Data section:
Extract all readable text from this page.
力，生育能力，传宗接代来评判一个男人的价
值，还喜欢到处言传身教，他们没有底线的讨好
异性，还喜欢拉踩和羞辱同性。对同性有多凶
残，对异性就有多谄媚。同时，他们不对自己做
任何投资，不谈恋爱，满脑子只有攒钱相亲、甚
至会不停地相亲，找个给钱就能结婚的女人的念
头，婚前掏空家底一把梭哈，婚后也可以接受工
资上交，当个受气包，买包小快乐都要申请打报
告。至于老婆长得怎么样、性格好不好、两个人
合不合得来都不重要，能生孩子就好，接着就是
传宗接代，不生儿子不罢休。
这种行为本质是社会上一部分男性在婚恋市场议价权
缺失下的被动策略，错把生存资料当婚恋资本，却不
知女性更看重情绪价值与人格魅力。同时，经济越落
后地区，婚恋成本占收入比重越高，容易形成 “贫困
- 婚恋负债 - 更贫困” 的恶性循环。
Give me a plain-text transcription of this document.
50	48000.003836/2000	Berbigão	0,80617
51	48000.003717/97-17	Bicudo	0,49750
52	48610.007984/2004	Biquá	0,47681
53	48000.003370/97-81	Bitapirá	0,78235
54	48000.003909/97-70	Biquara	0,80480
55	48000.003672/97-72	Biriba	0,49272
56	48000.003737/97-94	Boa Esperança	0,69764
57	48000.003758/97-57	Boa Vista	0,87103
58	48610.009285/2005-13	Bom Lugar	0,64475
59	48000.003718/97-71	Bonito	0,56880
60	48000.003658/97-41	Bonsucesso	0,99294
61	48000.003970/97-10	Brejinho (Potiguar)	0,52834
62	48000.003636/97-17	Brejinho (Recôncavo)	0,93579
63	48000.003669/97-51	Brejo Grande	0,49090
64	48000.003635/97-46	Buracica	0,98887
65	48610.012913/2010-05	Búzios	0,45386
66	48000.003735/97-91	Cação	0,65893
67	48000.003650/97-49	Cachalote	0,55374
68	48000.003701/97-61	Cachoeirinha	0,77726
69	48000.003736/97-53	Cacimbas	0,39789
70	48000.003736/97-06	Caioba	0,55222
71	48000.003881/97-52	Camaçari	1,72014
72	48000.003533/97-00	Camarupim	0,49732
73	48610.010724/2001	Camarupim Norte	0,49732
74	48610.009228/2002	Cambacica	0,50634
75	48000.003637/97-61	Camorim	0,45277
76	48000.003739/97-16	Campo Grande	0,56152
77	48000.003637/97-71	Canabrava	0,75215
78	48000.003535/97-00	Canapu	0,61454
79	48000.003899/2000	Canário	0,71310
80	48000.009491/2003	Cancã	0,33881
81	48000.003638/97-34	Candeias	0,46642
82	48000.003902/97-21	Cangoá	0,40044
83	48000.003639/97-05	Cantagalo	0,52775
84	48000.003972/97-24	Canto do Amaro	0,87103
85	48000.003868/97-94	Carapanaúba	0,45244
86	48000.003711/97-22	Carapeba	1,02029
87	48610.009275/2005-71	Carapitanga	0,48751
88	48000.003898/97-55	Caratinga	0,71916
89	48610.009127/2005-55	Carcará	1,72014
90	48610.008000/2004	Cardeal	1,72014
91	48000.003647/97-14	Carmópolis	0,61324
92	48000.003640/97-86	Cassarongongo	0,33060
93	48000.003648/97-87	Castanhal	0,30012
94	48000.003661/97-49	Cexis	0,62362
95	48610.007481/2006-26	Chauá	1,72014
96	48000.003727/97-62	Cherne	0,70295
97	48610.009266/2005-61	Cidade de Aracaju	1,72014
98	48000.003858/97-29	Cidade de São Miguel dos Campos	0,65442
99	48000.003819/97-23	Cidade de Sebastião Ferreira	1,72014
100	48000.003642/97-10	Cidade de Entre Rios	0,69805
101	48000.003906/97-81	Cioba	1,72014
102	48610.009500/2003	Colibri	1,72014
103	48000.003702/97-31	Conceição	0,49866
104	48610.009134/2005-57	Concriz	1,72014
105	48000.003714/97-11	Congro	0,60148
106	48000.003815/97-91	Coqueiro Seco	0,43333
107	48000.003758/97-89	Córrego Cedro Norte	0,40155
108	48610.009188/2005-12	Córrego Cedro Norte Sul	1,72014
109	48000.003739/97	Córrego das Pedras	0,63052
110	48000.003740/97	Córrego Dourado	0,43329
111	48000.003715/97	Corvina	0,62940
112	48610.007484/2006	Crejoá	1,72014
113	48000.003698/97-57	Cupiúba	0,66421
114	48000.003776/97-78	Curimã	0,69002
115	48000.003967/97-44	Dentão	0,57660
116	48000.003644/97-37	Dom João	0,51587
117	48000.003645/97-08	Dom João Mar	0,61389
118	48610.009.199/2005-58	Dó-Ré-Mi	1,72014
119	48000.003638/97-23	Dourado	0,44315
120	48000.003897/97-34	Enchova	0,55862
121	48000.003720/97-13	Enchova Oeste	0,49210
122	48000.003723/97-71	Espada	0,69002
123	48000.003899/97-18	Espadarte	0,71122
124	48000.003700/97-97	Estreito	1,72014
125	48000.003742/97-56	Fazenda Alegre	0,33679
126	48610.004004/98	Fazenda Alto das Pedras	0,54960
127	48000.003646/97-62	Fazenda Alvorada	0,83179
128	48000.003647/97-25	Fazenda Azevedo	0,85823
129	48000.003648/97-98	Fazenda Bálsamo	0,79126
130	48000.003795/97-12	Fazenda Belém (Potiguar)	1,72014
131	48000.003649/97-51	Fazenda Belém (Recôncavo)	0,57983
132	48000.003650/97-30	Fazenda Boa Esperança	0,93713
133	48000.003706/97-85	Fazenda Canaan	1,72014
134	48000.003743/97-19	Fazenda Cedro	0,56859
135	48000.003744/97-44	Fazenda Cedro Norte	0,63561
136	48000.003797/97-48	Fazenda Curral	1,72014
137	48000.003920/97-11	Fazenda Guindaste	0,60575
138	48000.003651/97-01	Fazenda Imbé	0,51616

The problem: Extract each record, keeping it identical to the original.

Solution for this exercise:
Extract all readable text from this page.
力，生育能力，传宗接代来评判一个男人的价
值，还喜欢到处言传身教，他们没有底线的讨好
异性，还喜欢拉踩和羞辱同性。对同性有多凶
残，对异性就有多谄媚。同时，他们不对自己做
任何投资，不谈恋爱，满脑子只有攒钱相亲、甚
至会不停地相亲，找个给钱就能结婚的女人的念
头，婚前掏空家底一把梭哈，婚后也可以接受工
资上交，当个受气包，买包小快乐都要申请打报
告。至于老婆长得怎么样、性格好不好、两个人
合不合得来都不重要，能生孩子就好，接着就是
传宗接代，不生儿子不罢休。
这种行为本质是社会上一部分男性在婚恋市场议价权
缺失下的被动策略，错把生存资料当婚恋资本，却不
知女性更看重情绪价值与人格魅力。同时，经济越落
后地区，婚恋成本占收入比重越高，容易形成 “贫困
- 婚恋负债 - 更贫困” 的恶性循环。
Give me a plain-text transcription of this document.
50	48000.003836/2000	Berbigão	0,80617
51	48000.003717/97-17	Bicudo	0,49750
52	48610.007984/2004	Biquá	0,47681
53	48000.003370/97-81	Bitapirá	0,78235
54	48000.003909/97-70	Biquara	0,80480
55	48000.003672/97-72	Biriba	0,49272
56	48000.003737/97-94	Boa Esperança	0,69764
57	48000.003758/97-57	Boa Vista	0,87103
58	48610.009285/2005-13	Bom Lugar	0,64475
59	48000.003718/97-71	Bonito	0,56880
60	48000.003658/97-41	Bonsucesso	0,99294
61	48000.003970/97-10	Brejinho (Potiguar)	0,52834
62	48000.003636/97-17	Brejinho (Recôncavo)	0,93579
63	48000.003669/97-51	Brejo Grande	0,49090
64	48000.003635/97-46	Buracica	0,98887
65	48610.012913/2010-05	Búzios	0,45386
66	48000.003735/97-91	Cação	0,65893
67	48000.003650/97-49	Cachalote	0,55374
68	48000.003701/97-61	Cachoeirinha	0,77726
69	48000.003736/97-53	Cacimbas	0,39789
70	48000.003736/97-06	Caioba	0,55222
71	48000.003881/97-52	Camaçari	1,72014
72	48000.003533/97-00	Camarupim	0,49732
73	48610.010724/2001	Camarupim Norte	0,49732
74	48610.009228/2002	Cambacica	0,50634
75	48000.003637/97-61	Camorim	0,45277
76	48000.003739/97-16	Campo Grande	0,56152
77	48000.003637/97-71	Canabrava	0,75215
78	48000.003535/97-00	Canapu	0,61454
79	48000.003899/2000	Canário	0,71310
80	48000.009491/2003	Cancã	0,33881
81	48000.003638/97-34	Candeias	0,46642
82	48000.003902/97-21	Cangoá	0,40044
83	48000.003639/97-05	Cantagalo	0,52775
84	48000.003972/97-24	Canto do Amaro	0,87103
85	48000.003868/97-94	Carapanaúba	0,45244
86	48000.003711/97-22	Carapeba	1,02029
87	48610.009275/2005-71	Carapitanga	0,48751
88	48000.003898/97-55	Caratinga	0,71916
89	48610.009127/2005-55	Carcará	1,72014
90	48610.008000/2004	Cardeal	1,72014
91	48000.003647/97-14	Carmópolis	0,61324
92	48000.003640/97-86	Cassarongongo	0,33060
93	48000.003648/97-87	Castanhal	0,30012
94	48000.003661/97-49	Cexis	0,62362
95	48610.007481/2006-26	Chauá	1,72014
96	48000.003727/97-62	Cherne	0,70295
97	48610.009266/2005-61	Cidade de Aracaju	1,72014
98	48000.003858/97-29	Cidade de São Miguel dos Campos	0,65442
99	48000.003819/97-23	Cidade de Sebastião Ferreira	1,72014
100	48000.003642/97-10	Cidade de Entre Rios	0,69805
101	48000.003906/97-81	Cioba	1,72014
102	48610.009500/2003	Colibri	1,72014
103	48000.003702/97-31	Conceição	0,49866
104	48610.009134/2005-57	Concriz	1,72014
105	48000.003714/97-11	Congro	0,60148
106	48000.003815/97-91	Coqueiro Seco	0,43333
107	48000.003758/97-89	Córrego Cedro Norte	0,40155
108	48610.009188/2005-12	Córrego Cedro Norte Sul	1,72014
109	48000.003739/97	Córrego das Pedras	0,63052
110	48000.003740/97	Córrego Dourado	0,43329
111	48000.003715/97	Corvina	0,62940
112	48610.007484/2006	Crejoá	1,72014
113	48000.003698/97-57	Cupiúba	0,66421
114	48000.003776/97-78	Curimã	0,69002
115	48000.003967/97-44	Dentão	0,57660
116	48000.003644/97-37	Dom João	0,51587
117	48000.003645/97-08	Dom João Mar	0,61389
118	48610.009.199/2005-58	Dó-Ré-Mi	1,72014
119	48000.003638/97-23	Dourado	0,44315
120	48000.003897/97-34	Enchova	0,55862
121	48000.003720/97-13	Enchova Oeste	0,49210
122	48000.003723/97-71	Espada	0,69002
123	48000.003899/97-18	Espadarte	0,71122
124	48000.003700/97-97	Estreito	1,72014
125	48000.003742/97-56	Fazenda Alegre	0,33679
126	48610.004004/98	Fazenda Alto das Pedras	0,54960
127	48000.003646/97-62	Fazenda Alvorada	0,83179
128	48000.003647/97-25	Fazenda Azevedo	0,85823
129	48000.003648/97-98	Fazenda Bálsamo	0,79126
130	48000.003795/97-12	Fazenda Belém (Potiguar)	1,72014
131	48000.003649/97-51	Fazenda Belém (Recôncavo)	0,57983
132	48000.003650/97-30	Fazenda Boa Esperança	0,93713
133	48000.003706/97-85	Fazenda Canaan	1,72014
134	48000.003743/97-19	Fazenda Cedro	0,56859
135	48000.003744/97-44	Fazenda Cedro Norte	0,63561
136	48000.003797/97-48	Fazenda Curral	1,72014
137	48000.003920/97-11	Fazenda Guindaste	0,60575
138	48000.003651/97-01	Fazenda Imbé	0,51616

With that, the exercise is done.